▸ **WHAT IS ASKED**
Copy each line containing the word "Mujeres" from the records that follow, please.

▸ **LISTED RECORDS**
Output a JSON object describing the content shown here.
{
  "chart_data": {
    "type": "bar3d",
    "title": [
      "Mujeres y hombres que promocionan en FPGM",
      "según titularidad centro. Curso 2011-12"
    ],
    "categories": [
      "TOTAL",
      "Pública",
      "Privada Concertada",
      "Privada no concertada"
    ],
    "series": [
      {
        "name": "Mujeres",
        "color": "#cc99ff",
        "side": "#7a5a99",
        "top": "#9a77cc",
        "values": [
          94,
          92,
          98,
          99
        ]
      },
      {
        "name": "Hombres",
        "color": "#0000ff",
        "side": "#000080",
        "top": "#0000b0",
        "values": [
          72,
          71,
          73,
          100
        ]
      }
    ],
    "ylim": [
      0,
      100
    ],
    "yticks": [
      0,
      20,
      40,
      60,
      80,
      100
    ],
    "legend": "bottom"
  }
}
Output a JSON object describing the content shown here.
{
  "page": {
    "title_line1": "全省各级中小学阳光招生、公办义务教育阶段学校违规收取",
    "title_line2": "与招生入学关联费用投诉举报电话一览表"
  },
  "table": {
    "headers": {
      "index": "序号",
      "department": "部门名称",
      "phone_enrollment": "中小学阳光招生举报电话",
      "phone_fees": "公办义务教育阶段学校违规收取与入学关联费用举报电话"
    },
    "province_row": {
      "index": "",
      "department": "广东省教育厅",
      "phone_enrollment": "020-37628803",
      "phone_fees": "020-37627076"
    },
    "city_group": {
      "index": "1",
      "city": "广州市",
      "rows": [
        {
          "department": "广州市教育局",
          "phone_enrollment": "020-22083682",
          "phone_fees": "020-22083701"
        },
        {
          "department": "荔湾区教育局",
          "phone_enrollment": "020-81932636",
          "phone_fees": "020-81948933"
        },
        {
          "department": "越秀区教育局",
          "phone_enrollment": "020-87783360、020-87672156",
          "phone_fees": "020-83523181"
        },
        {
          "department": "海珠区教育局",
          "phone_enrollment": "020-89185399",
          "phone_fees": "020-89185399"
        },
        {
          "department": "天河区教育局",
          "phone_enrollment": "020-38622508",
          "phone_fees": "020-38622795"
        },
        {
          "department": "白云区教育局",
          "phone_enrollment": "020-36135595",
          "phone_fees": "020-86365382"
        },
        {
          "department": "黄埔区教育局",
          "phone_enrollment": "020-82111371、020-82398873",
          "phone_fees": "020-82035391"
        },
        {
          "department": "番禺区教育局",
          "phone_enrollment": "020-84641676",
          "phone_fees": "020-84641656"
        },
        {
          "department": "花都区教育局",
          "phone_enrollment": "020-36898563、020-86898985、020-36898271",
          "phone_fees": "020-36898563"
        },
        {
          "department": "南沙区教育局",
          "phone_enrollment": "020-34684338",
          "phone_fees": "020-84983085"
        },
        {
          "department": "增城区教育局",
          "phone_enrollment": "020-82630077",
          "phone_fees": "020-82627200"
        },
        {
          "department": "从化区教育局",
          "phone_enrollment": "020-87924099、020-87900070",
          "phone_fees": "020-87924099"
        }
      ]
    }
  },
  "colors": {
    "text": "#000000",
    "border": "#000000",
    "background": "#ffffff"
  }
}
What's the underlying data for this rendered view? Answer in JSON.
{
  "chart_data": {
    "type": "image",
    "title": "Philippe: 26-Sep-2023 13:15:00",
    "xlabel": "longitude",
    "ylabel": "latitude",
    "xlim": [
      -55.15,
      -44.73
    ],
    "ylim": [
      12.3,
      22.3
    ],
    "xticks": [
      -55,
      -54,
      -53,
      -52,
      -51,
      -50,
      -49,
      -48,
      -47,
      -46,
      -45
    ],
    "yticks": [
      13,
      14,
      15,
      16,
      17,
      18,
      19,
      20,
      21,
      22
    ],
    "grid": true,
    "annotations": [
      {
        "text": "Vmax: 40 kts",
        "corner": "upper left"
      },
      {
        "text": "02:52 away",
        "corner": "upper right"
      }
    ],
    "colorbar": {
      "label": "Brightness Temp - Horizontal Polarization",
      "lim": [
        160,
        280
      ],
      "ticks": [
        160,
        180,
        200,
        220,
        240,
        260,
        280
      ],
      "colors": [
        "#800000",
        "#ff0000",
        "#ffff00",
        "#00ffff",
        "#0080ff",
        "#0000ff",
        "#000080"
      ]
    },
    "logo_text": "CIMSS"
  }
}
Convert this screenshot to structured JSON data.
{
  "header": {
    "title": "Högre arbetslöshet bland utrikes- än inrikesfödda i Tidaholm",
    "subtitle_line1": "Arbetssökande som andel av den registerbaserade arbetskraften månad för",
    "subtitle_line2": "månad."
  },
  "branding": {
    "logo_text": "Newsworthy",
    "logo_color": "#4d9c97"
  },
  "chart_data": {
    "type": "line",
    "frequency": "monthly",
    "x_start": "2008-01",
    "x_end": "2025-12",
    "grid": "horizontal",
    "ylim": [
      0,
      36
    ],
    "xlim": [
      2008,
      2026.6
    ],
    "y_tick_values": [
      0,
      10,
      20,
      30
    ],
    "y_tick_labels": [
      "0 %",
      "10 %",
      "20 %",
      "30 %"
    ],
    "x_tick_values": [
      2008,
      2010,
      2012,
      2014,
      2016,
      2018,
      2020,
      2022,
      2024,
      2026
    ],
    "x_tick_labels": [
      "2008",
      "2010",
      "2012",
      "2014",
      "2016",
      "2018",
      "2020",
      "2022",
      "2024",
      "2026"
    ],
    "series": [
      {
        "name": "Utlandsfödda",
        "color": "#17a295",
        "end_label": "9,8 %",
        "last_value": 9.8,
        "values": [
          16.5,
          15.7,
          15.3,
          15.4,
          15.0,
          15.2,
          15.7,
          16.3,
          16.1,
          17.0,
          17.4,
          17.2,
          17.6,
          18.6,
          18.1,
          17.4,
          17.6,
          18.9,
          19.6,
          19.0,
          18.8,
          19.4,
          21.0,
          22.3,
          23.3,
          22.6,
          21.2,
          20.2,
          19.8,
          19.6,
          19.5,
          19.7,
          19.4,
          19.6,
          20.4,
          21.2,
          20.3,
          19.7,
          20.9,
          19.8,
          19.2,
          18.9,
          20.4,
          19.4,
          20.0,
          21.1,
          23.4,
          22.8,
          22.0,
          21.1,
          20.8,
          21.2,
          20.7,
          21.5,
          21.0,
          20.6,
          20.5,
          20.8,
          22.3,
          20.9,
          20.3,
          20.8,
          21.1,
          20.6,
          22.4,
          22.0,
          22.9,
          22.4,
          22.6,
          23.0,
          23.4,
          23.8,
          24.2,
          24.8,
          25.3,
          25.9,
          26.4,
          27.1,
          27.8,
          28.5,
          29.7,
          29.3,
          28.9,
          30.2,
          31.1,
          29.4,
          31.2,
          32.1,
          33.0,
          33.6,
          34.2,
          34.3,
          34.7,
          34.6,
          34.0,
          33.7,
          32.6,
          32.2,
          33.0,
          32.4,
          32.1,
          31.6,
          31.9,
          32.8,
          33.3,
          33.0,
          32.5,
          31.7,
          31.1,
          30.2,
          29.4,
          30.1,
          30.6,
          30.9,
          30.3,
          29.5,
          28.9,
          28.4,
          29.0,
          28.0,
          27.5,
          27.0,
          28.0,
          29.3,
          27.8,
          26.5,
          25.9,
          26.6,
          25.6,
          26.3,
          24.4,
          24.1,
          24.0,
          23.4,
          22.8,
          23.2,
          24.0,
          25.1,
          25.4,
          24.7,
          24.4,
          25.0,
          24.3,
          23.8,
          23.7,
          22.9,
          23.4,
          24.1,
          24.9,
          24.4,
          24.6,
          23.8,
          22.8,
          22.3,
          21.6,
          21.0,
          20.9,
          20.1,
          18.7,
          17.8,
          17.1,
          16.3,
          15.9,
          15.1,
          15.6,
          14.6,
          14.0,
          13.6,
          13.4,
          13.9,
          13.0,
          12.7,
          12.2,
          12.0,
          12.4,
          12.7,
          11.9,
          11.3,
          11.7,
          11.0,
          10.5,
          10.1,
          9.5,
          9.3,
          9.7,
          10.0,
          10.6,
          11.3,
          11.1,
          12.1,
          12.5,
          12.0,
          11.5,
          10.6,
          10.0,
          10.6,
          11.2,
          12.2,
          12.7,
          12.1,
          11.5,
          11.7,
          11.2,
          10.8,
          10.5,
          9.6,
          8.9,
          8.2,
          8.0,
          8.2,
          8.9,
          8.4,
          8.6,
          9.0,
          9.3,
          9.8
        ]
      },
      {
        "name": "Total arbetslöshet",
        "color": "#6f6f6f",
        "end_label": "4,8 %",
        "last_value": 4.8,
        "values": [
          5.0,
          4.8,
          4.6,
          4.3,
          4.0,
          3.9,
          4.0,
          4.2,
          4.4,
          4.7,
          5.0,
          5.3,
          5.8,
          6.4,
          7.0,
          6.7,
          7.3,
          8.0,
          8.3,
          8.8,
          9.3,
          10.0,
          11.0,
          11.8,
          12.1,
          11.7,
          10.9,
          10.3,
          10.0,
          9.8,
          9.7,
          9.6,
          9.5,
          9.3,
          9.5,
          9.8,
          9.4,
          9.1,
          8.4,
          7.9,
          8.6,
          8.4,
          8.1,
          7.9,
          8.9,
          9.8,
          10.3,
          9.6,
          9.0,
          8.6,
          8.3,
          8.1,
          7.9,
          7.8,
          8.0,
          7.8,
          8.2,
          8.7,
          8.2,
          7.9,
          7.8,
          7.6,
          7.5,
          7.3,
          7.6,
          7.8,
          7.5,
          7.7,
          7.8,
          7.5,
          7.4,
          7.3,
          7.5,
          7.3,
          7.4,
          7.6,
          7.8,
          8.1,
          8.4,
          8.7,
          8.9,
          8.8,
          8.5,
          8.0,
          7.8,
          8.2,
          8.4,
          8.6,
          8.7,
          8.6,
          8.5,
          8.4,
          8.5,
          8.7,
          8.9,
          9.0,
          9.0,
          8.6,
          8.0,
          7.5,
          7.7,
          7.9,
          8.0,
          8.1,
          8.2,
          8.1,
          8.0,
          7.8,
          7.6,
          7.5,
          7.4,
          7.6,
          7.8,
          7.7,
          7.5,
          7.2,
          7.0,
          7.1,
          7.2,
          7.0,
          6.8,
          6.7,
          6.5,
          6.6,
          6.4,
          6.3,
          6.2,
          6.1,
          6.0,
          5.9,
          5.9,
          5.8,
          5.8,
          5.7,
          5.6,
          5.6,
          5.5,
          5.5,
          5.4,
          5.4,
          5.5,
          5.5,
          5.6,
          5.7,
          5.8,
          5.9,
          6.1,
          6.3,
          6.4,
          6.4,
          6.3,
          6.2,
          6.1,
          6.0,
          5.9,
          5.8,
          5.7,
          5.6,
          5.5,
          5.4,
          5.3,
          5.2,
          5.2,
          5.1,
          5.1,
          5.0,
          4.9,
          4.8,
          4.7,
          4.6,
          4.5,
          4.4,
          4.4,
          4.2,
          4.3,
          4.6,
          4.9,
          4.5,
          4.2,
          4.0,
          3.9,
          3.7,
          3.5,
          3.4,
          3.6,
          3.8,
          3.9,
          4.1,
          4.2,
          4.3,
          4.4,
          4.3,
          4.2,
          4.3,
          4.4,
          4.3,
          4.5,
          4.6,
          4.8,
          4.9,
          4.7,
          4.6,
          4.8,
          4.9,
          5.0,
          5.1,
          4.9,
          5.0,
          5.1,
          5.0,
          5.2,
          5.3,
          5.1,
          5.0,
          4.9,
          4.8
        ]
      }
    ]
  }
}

▸ **FINAL ANSWER**
      "Mujeres y hombres que promocionan en FPGM",
        "name": "Mujeres",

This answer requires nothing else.